Copy out the records below verbatim, from the line containing "content-area: Table : DOCTOR" up to and including the line containing "tab-general[interactable]: General [3, 648, 62, 667]".

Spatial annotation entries
○ ○ ○ ○

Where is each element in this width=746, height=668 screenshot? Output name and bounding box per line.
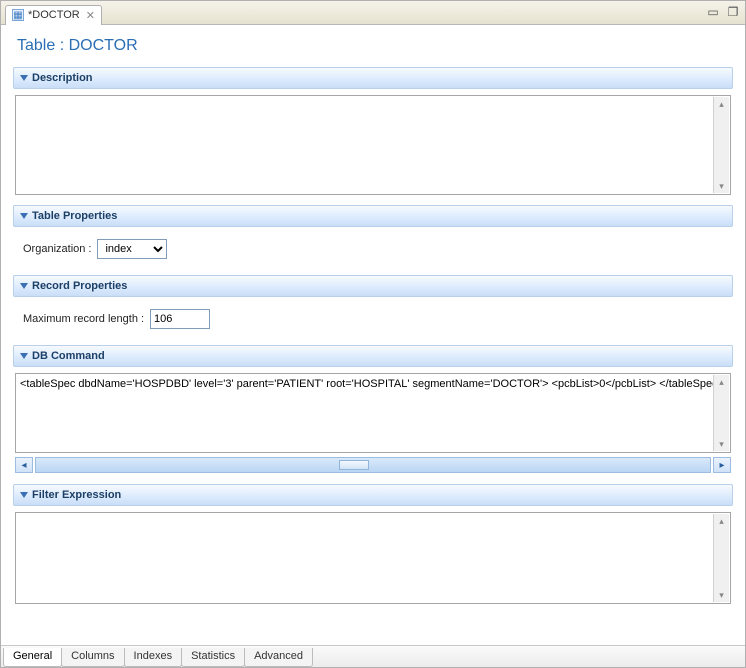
content-area: Table : DOCTOR Description ▴ ▾ [1, 25, 745, 645]
description-textarea[interactable] [16, 96, 730, 194]
scroll-down-icon[interactable]: ▾ [719, 588, 724, 602]
tab-statistics[interactable]: Statistics [181, 648, 245, 667]
section-table-properties: Table Properties Organization : index [13, 205, 733, 267]
twistie-icon[interactable] [20, 75, 28, 81]
vertical-scrollbar[interactable]: ▴ ▾ [713, 514, 729, 602]
scroll-up-icon[interactable]: ▴ [719, 514, 724, 528]
twistie-icon[interactable] [20, 283, 28, 289]
section-header-db-command[interactable]: DB Command [13, 345, 733, 367]
max-record-length-label: Maximum record length : [23, 313, 144, 325]
close-icon[interactable]: ✕ [86, 9, 95, 22]
twistie-icon[interactable] [20, 353, 28, 359]
vertical-scrollbar[interactable]: ▴ ▾ [713, 97, 729, 193]
organization-label: Organization : [23, 243, 91, 255]
tab-indexes[interactable]: Indexes [124, 648, 183, 667]
horizontal-scrollbar[interactable]: ◂ ▸ [15, 456, 731, 474]
section-header-table-properties[interactable]: Table Properties [13, 205, 733, 227]
max-record-length-input[interactable] [150, 309, 210, 329]
section-header-record-properties[interactable]: Record Properties [13, 275, 733, 297]
scroll-left-icon[interactable]: ◂ [15, 457, 33, 473]
page-title: Table : DOCTOR [17, 37, 733, 55]
bottom-tab-bar: General Columns Indexes Statistics Advan… [1, 645, 745, 667]
tab-general[interactable]: General [3, 648, 62, 667]
section-header-description[interactable]: Description [13, 67, 733, 89]
filter-expression-textarea[interactable] [16, 513, 730, 603]
section-title-filter-expression: Filter Expression [32, 489, 121, 501]
organization-select[interactable]: index [97, 239, 167, 259]
scroll-right-icon[interactable]: ▸ [713, 457, 731, 473]
minimize-button[interactable]: ▭ [705, 4, 721, 20]
scroll-up-icon[interactable]: ▴ [719, 375, 724, 389]
editor-tab-title: *DOCTOR [28, 9, 80, 21]
editor-tab-doctor[interactable]: ▦ *DOCTOR ✕ [5, 5, 102, 25]
twistie-icon[interactable] [20, 492, 28, 498]
scrollbar-thumb[interactable] [339, 460, 369, 470]
section-title-record-properties: Record Properties [32, 280, 127, 292]
max-record-length-row: Maximum record length : [15, 303, 731, 335]
scrollbar-track[interactable] [35, 457, 711, 473]
description-textarea-wrap: ▴ ▾ [15, 95, 731, 195]
scroll-up-icon[interactable]: ▴ [719, 97, 724, 111]
section-db-command: DB Command <tableSpec dbdName='HOSPDBD' … [13, 345, 733, 476]
section-filter-expression: Filter Expression ▴ ▾ [13, 484, 733, 606]
editor-frame: ▦ *DOCTOR ✕ ▭ ❐ Table : DOCTOR Descripti… [0, 0, 746, 668]
section-title-db-command: DB Command [32, 350, 105, 362]
scroll-down-icon[interactable]: ▾ [719, 437, 724, 451]
filter-expression-textarea-wrap: ▴ ▾ [15, 512, 731, 604]
tab-columns[interactable]: Columns [61, 648, 124, 667]
section-title-table-properties: Table Properties [32, 210, 117, 222]
section-record-properties: Record Properties Maximum record length … [13, 275, 733, 337]
scroll-down-icon[interactable]: ▾ [719, 179, 724, 193]
editor-tab-bar: ▦ *DOCTOR ✕ ▭ ❐ [1, 1, 745, 25]
table-icon: ▦ [12, 9, 24, 21]
maximize-button[interactable]: ❐ [725, 4, 741, 20]
section-title-description: Description [32, 72, 93, 84]
db-command-textarea[interactable]: <tableSpec dbdName='HOSPDBD' level='3' p… [16, 374, 730, 452]
organization-row: Organization : index [15, 233, 731, 265]
tab-advanced[interactable]: Advanced [244, 648, 313, 667]
vertical-scrollbar[interactable]: ▴ ▾ [713, 375, 729, 451]
twistie-icon[interactable] [20, 213, 28, 219]
db-command-textarea-wrap: <tableSpec dbdName='HOSPDBD' level='3' p… [15, 373, 731, 453]
section-header-filter-expression[interactable]: Filter Expression [13, 484, 733, 506]
section-description: Description ▴ ▾ [13, 67, 733, 197]
editor-window-controls: ▭ ❐ [705, 4, 741, 20]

○ ○ ○ ○

EXERCISE SOLUTION
content-area: Table : DOCTOR Description ▴ ▾ [1, 25, 745, 645]
description-textarea[interactable] [16, 96, 730, 194]
scroll-down-icon[interactable]: ▾ [719, 588, 724, 602]
tab-statistics[interactable]: Statistics [181, 648, 245, 667]
section-table-properties: Table Properties Organization : index [13, 205, 733, 267]
twistie-icon[interactable] [20, 75, 28, 81]
vertical-scrollbar[interactable]: ▴ ▾ [713, 514, 729, 602]
scroll-up-icon[interactable]: ▴ [719, 514, 724, 528]
twistie-icon[interactable] [20, 283, 28, 289]
section-header-db-command[interactable]: DB Command [13, 345, 733, 367]
max-record-length-label: Maximum record length : [23, 313, 144, 325]
close-icon[interactable]: ✕ [86, 9, 95, 22]
twistie-icon[interactable] [20, 353, 28, 359]
vertical-scrollbar[interactable]: ▴ ▾ [713, 97, 729, 193]
organization-label: Organization : [23, 243, 91, 255]
tab-indexes[interactable]: Indexes [124, 648, 183, 667]
horizontal-scrollbar[interactable]: ◂ ▸ [15, 456, 731, 474]
section-header-table-properties[interactable]: Table Properties [13, 205, 733, 227]
max-record-length-input[interactable] [150, 309, 210, 329]
section-header-record-properties[interactable]: Record Properties [13, 275, 733, 297]
scroll-left-icon[interactable]: ◂ [15, 457, 33, 473]
page-title: Table : DOCTOR [17, 37, 733, 55]
bottom-tab-bar: General Columns Indexes Statistics Advan… [1, 645, 745, 667]
tab-general[interactable]: General [3, 648, 62, 667]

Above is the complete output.